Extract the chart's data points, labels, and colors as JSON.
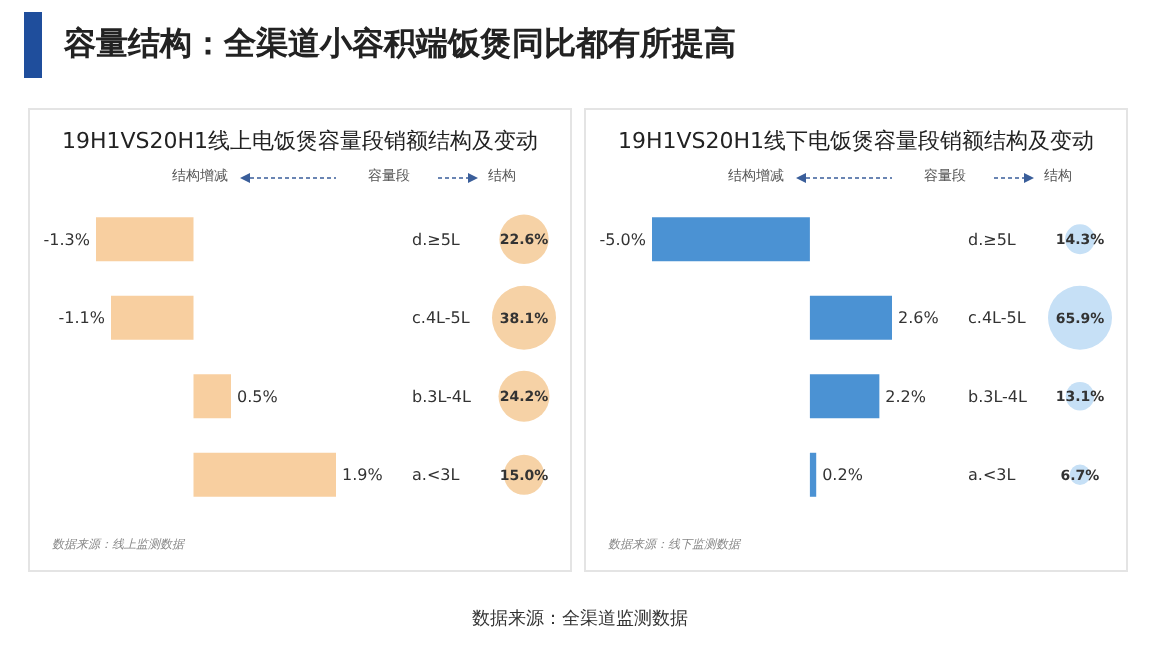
{
  "chart_data": [
    {
      "type": "bar",
      "orientation": "horizontal",
      "title": "19H1VS20H1线上电饭煲容量段销额结构及变动",
      "categories": [
        "d.≥5L",
        "c.4L-5L",
        "b.3L-4L",
        "a.<3L"
      ],
      "series": [
        {
          "color": "#f8cfa0",
          "values": [
            -1.3,
            -1.1,
            0.5,
            1.9
          ],
          "value_labels": [
            "-1.3%",
            "-1.1%",
            "0.5%",
            "1.9%"
          ]
        }
      ],
      "annotations": [
        "结构增减",
        "容量段",
        "结构",
        "数据来源：线上监测数据",
        "容量结构：全渠道小容积端饭煲同比都有所提高",
        "数据来源：全渠道监测数据"
      ]
    },
    {
      "type": "other",
      "colors": [
        "#f6d2a6",
        "#f6d2a6",
        "#f6d2a6",
        "#f6d2a6"
      ],
      "values": [
        22.6,
        38.1,
        24.2,
        15.0
      ],
      "value_labels": [
        "22.6%",
        "38.1%",
        "24.2%",
        "15.0%"
      ]
    },
    {
      "type": "bar",
      "orientation": "horizontal",
      "title": "19H1VS20H1线下电饭煲容量段销额结构及变动",
      "categories": [
        "d.≥5L",
        "c.4L-5L",
        "b.3L-4L",
        "a.<3L"
      ],
      "series": [
        {
          "color": "#4b92d3",
          "values": [
            -5.0,
            2.6,
            2.2,
            0.2
          ],
          "value_labels": [
            "-5.0%",
            "2.6%",
            "2.2%",
            "0.2%"
          ]
        }
      ],
      "annotations": [
        "结构增减",
        "容量段",
        "结构",
        "数据来源：线下监测数据"
      ]
    },
    {
      "type": "other",
      "colors": [
        "#c6e0f6",
        "#c6e0f6",
        "#c6e0f6",
        "#c6e0f6"
      ],
      "values": [
        14.3,
        65.9,
        13.1,
        6.7
      ],
      "value_labels": [
        "14.3%",
        "65.9%",
        "13.1%",
        "6.7%"
      ]
    }
  ]
}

* * * * * * *

Make an exact copy of the records shown above, without the pictures.

Extract the chart's data points, labels, and colors as JSON.
{
  "chart_data": [
    {
      "type": "bar",
      "orientation": "horizontal",
      "title": "19H1VS20H1线上电饭煲容量段销额结构及变动",
      "categories": [
        "d.≥5L",
        "c.4L-5L",
        "b.3L-4L",
        "a.<3L"
      ],
      "series": [
        {
          "color": "#f8cfa0",
          "values": [
            -1.3,
            -1.1,
            0.5,
            1.9
          ],
          "value_labels": [
            "-1.3%",
            "-1.1%",
            "0.5%",
            "1.9%"
          ]
        }
      ],
      "annotations": [
        "结构增减",
        "容量段",
        "结构",
        "数据来源：线上监测数据",
        "容量结构：全渠道小容积端饭煲同比都有所提高",
        "数据来源：全渠道监测数据"
      ]
    },
    {
      "type": "other",
      "colors": [
        "#f6d2a6",
        "#f6d2a6",
        "#f6d2a6",
        "#f6d2a6"
      ],
      "values": [
        22.6,
        38.1,
        24.2,
        15.0
      ],
      "value_labels": [
        "22.6%",
        "38.1%",
        "24.2%",
        "15.0%"
      ]
    },
    {
      "type": "bar",
      "orientation": "horizontal",
      "title": "19H1VS20H1线下电饭煲容量段销额结构及变动",
      "categories": [
        "d.≥5L",
        "c.4L-5L",
        "b.3L-4L",
        "a.<3L"
      ],
      "series": [
        {
          "color": "#4b92d3",
          "values": [
            -5.0,
            2.6,
            2.2,
            0.2
          ],
          "value_labels": [
            "-5.0%",
            "2.6%",
            "2.2%",
            "0.2%"
          ]
        }
      ],
      "annotations": [
        "结构增减",
        "容量段",
        "结构",
        "数据来源：线下监测数据"
      ]
    },
    {
      "type": "other",
      "colors": [
        "#c6e0f6",
        "#c6e0f6",
        "#c6e0f6",
        "#c6e0f6"
      ],
      "values": [
        14.3,
        65.9,
        13.1,
        6.7
      ],
      "value_labels": [
        "14.3%",
        "65.9%",
        "13.1%",
        "6.7%"
      ]
    }
  ]
}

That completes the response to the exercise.